▸ **Provided records**

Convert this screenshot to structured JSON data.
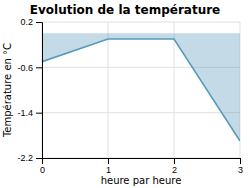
{
  "chart_data": {
    "type": "area",
    "title": "Evolution de la température",
    "x_label": "heure par heure",
    "y_label": "Température en °C",
    "x": [
      0,
      1,
      2,
      3
    ],
    "values": [
      -0.5,
      -0.1,
      -0.1,
      -1.9
    ],
    "color": "#5599bb",
    "xlim": [
      0,
      3
    ],
    "ylim": [
      -2.2,
      0.2
    ],
    "xticks": [
      0,
      1,
      2,
      3
    ],
    "yticks": [
      0.2,
      -0.6,
      -1.4,
      -2.2
    ],
    "grid": true
  }
}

▸ **Set exercise**
Keep every word of the data as it is when you write it out, but drop the pictures.

▸ **Final answer**
Convert this screenshot to structured JSON data.
{
  "chart_data": {
    "type": "area",
    "title": "Evolution de la température",
    "x_label": "heure par heure",
    "y_label": "Température en °C",
    "x": [
      0,
      1,
      2,
      3
    ],
    "values": [
      -0.5,
      -0.1,
      -0.1,
      -1.9
    ],
    "color": "#5599bb",
    "xlim": [
      0,
      3
    ],
    "ylim": [
      -2.2,
      0.2
    ],
    "xticks": [
      0,
      1,
      2,
      3
    ],
    "yticks": [
      0.2,
      -0.6,
      -1.4,
      -2.2
    ],
    "grid": true
  }
}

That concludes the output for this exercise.